EXERCISE PROMPT -> Print the full listing exactly.

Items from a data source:
--------------------------------

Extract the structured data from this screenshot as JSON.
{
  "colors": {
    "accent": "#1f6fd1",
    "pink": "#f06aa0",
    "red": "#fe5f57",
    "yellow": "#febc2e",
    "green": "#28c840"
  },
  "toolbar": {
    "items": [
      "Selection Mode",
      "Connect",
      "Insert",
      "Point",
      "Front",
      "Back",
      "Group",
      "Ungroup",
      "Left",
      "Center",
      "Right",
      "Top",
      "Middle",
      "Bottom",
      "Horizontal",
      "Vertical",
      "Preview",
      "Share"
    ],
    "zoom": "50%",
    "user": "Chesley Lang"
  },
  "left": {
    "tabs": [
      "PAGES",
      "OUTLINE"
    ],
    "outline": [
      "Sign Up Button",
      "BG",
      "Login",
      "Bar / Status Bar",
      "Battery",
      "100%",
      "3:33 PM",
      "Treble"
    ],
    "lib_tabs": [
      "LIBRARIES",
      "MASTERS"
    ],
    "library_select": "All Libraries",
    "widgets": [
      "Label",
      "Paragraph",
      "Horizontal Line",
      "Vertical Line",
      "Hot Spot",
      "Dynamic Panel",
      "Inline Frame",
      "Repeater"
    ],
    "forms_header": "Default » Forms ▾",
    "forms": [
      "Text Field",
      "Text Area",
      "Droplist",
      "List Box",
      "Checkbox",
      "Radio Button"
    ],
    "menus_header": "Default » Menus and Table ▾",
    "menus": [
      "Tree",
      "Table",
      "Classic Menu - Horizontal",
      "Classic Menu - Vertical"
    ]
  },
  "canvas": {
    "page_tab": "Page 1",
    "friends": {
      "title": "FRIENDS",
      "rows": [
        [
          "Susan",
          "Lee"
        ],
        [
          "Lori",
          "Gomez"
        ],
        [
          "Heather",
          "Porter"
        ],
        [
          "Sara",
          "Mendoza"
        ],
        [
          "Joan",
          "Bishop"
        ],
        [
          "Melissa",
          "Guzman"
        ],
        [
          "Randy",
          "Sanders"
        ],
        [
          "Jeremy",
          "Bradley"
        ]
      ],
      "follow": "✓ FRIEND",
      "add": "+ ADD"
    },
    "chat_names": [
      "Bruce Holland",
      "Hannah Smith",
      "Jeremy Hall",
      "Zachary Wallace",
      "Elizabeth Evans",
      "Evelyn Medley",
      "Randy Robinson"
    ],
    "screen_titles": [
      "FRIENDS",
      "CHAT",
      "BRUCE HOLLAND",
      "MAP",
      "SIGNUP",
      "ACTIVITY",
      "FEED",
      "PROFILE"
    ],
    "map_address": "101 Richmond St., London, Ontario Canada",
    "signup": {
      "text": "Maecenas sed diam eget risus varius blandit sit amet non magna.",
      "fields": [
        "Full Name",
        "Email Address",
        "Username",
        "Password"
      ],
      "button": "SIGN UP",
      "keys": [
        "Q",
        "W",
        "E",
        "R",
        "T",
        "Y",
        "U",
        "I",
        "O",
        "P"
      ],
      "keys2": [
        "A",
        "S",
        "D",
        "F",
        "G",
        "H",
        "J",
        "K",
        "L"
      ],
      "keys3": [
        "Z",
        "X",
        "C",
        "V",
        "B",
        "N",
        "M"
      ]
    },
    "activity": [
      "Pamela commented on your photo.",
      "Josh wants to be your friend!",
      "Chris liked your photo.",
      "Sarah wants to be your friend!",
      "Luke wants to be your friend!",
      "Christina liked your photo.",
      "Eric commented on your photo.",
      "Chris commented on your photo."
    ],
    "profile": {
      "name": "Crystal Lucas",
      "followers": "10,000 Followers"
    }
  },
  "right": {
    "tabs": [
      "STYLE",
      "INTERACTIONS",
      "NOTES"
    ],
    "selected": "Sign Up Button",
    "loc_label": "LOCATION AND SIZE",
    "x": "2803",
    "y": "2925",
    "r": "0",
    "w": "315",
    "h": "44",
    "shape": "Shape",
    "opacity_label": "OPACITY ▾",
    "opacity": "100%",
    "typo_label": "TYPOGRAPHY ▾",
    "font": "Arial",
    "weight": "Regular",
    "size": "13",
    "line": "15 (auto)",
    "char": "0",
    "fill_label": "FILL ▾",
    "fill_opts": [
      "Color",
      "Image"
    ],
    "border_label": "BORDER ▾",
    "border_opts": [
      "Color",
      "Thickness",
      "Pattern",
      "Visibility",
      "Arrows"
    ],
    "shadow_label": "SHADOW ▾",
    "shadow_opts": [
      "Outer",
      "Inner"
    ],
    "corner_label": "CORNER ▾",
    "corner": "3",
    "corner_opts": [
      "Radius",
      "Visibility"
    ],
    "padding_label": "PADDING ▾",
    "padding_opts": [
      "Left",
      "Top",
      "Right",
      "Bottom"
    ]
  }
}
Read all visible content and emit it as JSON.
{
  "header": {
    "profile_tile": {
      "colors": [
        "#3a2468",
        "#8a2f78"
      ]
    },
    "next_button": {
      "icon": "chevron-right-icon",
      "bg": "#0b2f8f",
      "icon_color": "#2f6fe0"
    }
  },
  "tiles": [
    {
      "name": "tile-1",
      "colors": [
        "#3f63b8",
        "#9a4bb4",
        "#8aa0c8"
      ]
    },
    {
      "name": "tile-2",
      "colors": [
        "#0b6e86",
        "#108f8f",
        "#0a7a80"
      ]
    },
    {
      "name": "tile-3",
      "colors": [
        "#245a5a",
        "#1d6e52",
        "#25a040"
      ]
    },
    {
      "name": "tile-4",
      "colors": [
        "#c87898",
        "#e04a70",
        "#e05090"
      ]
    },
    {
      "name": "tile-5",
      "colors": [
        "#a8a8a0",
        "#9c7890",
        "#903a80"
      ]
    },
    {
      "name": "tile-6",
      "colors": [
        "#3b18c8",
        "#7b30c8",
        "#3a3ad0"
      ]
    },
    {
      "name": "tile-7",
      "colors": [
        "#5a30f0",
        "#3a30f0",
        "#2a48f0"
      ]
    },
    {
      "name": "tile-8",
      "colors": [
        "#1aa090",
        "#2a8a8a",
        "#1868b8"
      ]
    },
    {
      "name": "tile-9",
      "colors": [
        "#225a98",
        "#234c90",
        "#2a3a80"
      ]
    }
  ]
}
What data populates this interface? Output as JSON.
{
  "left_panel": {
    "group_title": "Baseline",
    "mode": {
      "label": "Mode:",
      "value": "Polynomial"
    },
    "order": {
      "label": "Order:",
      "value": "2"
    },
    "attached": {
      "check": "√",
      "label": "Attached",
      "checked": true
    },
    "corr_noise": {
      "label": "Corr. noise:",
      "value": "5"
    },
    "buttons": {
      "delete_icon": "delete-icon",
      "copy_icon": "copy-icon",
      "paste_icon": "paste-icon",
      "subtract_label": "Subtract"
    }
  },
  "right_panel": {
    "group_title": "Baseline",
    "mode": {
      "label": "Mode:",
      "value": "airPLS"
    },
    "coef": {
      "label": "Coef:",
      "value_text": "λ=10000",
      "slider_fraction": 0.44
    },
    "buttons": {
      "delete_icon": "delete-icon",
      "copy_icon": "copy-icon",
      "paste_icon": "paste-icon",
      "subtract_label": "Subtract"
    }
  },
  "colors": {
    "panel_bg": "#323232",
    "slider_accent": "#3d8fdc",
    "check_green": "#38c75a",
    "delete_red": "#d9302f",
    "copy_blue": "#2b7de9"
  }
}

--------------------------------

CORRECT OUTPUT ->
Extract the structured data from this screenshot as JSON.
{
  "colors": {
    "accent": "#1f6fd1",
    "pink": "#f06aa0",
    "red": "#fe5f57",
    "yellow": "#febc2e",
    "green": "#28c840"
  },
  "toolbar": {
    "items": [
      "Selection Mode",
      "Connect",
      "Insert",
      "Point",
      "Front",
      "Back",
      "Group",
      "Ungroup",
      "Left",
      "Center",
      "Right",
      "Top",
      "Middle",
      "Bottom",
      "Horizontal",
      "Vertical",
      "Preview",
      "Share"
    ],
    "zoom": "50%",
    "user": "Chesley Lang"
  },
  "left": {
    "tabs": [
      "PAGES",
      "OUTLINE"
    ],
    "outline": [
      "Sign Up Button",
      "BG",
      "Login",
      "Bar / Status Bar",
      "Battery",
      "100%",
      "3:33 PM",
      "Treble"
    ],
    "lib_tabs": [
      "LIBRARIES",
      "MASTERS"
    ],
    "library_select": "All Libraries",
    "widgets": [
      "Label",
      "Paragraph",
      "Horizontal Line",
      "Vertical Line",
      "Hot Spot",
      "Dynamic Panel",
      "Inline Frame",
      "Repeater"
    ],
    "forms_header": "Default » Forms ▾",
    "forms": [
      "Text Field",
      "Text Area",
      "Droplist",
      "List Box",
      "Checkbox",
      "Radio Button"
    ],
    "menus_header": "Default » Menus and Table ▾",
    "menus": [
      "Tree",
      "Table",
      "Classic Menu - Horizontal",
      "Classic Menu - Vertical"
    ]
  },
  "canvas": {
    "page_tab": "Page 1",
    "friends": {
      "title": "FRIENDS",
      "rows": [
        [
          "Susan",
          "Lee"
        ],
        [
          "Lori",
          "Gomez"
        ],
        [
          "Heather",
          "Porter"
        ],
        [
          "Sara",
          "Mendoza"
        ],
        [
          "Joan",
          "Bishop"
        ],
        [
          "Melissa",
          "Guzman"
        ],
        [
          "Randy",
          "Sanders"
        ],
        [
          "Jeremy",
          "Bradley"
        ]
      ],
      "follow": "✓ FRIEND",
      "add": "+ ADD"
    },
    "chat_names": [
      "Bruce Holland",
      "Hannah Smith",
      "Jeremy Hall",
      "Zachary Wallace",
      "Elizabeth Evans",
      "Evelyn Medley",
      "Randy Robinson"
    ],
    "screen_titles": [
      "FRIENDS",
      "CHAT",
      "BRUCE HOLLAND",
      "MAP",
      "SIGNUP",
      "ACTIVITY",
      "FEED",
      "PROFILE"
    ],
    "map_address": "101 Richmond St., London, Ontario Canada",
    "signup": {
      "text": "Maecenas sed diam eget risus varius blandit sit amet non magna.",
      "fields": [
        "Full Name",
        "Email Address",
        "Username",
        "Password"
      ],
      "button": "SIGN UP",
      "keys": [
        "Q",
        "W",
        "E",
        "R",
        "T",
        "Y",
        "U",
        "I",
        "O",
        "P"
      ],
      "keys2": [
        "A",
        "S",
        "D",
        "F",
        "G",
        "H",
        "J",
        "K",
        "L"
      ],
      "keys3": [
        "Z",
        "X",
        "C",
        "V",
        "B",
        "N",
        "M"
      ]
    },
    "activity": [
      "Pamela commented on your photo.",
      "Josh wants to be your friend!",
      "Chris liked your photo.",
      "Sarah wants to be your friend!",
      "Luke wants to be your friend!",
      "Christina liked your photo.",
      "Eric commented on your photo.",
      "Chris commented on your photo."
    ],
    "profile": {
      "name": "Crystal Lucas",
      "followers": "10,000 Followers"
    }
  },
  "right": {
    "tabs": [
      "STYLE",
      "INTERACTIONS",
      "NOTES"
    ],
    "selected": "Sign Up Button",
    "loc_label": "LOCATION AND SIZE",
    "x": "2803",
    "y": "2925",
    "r": "0",
    "w": "315",
    "h": "44",
    "shape": "Shape",
    "opacity_label": "OPACITY ▾",
    "opacity": "100%",
    "typo_label": "TYPOGRAPHY ▾",
    "font": "Arial",
    "weight": "Regular",
    "size": "13",
    "line": "15 (auto)",
    "char": "0",
    "fill_label": "FILL ▾",
    "fill_opts": [
      "Color",
      "Image"
    ],
    "border_label": "BORDER ▾",
    "border_opts": [
      "Color",
      "Thickness",
      "Pattern",
      "Visibility",
      "Arrows"
    ],
    "shadow_label": "SHADOW ▾",
    "shadow_opts": [
      "Outer",
      "Inner"
    ],
    "corner_label": "CORNER ▾",
    "corner": "3",
    "corner_opts": [
      "Radius",
      "Visibility"
    ],
    "padding_label": "PADDING ▾",
    "padding_opts": [
      "Left",
      "Top",
      "Right",
      "Bottom"
    ]
  }
}
Read all visible content and emit it as JSON.
{
  "header": {
    "profile_tile": {
      "colors": [
        "#3a2468",
        "#8a2f78"
      ]
    },
    "next_button": {
      "icon": "chevron-right-icon",
      "bg": "#0b2f8f",
      "icon_color": "#2f6fe0"
    }
  },
  "tiles": [
    {
      "name": "tile-1",
      "colors": [
        "#3f63b8",
        "#9a4bb4",
        "#8aa0c8"
      ]
    },
    {
      "name": "tile-2",
      "colors": [
        "#0b6e86",
        "#108f8f",
        "#0a7a80"
      ]
    },
    {
      "name": "tile-3",
      "colors": [
        "#245a5a",
        "#1d6e52",
        "#25a040"
      ]
    },
    {
      "name": "tile-4",
      "colors": [
        "#c87898",
        "#e04a70",
        "#e05090"
      ]
    },
    {
      "name": "tile-5",
      "colors": [
        "#a8a8a0",
        "#9c7890",
        "#903a80"
      ]
    },
    {
      "name": "tile-6",
      "colors": [
        "#3b18c8",
        "#7b30c8",
        "#3a3ad0"
      ]
    },
    {
      "name": "tile-7",
      "colors": [
        "#5a30f0",
        "#3a30f0",
        "#2a48f0"
      ]
    },
    {
      "name": "tile-8",
      "colors": [
        "#1aa090",
        "#2a8a8a",
        "#1868b8"
      ]
    },
    {
      "name": "tile-9",
      "colors": [
        "#225a98",
        "#234c90",
        "#2a3a80"
      ]
    }
  ]
}
What data populates this interface? Output as JSON.
{
  "left_panel": {
    "group_title": "Baseline",
    "mode": {
      "label": "Mode:",
      "value": "Polynomial"
    },
    "order": {
      "label": "Order:",
      "value": "2"
    },
    "attached": {
      "check": "√",
      "label": "Attached",
      "checked": true
    },
    "corr_noise": {
      "label": "Corr. noise:",
      "value": "5"
    },
    "buttons": {
      "delete_icon": "delete-icon",
      "copy_icon": "copy-icon",
      "paste_icon": "paste-icon",
      "subtract_label": "Subtract"
    }
  },
  "right_panel": {
    "group_title": "Baseline",
    "mode": {
      "label": "Mode:",
      "value": "airPLS"
    },
    "coef": {
      "label": "Coef:",
      "value_text": "λ=10000",
      "slider_fraction": 0.44
    },
    "buttons": {
      "delete_icon": "delete-icon",
      "copy_icon": "copy-icon",
      "paste_icon": "paste-icon",
      "subtract_label": "Subtract"
    }
  },
  "colors": {
    "panel_bg": "#323232",
    "slider_accent": "#3d8fdc",
    "check_green": "#38c75a",
    "delete_red": "#d9302f",
    "copy_blue": "#2b7de9"
  }
}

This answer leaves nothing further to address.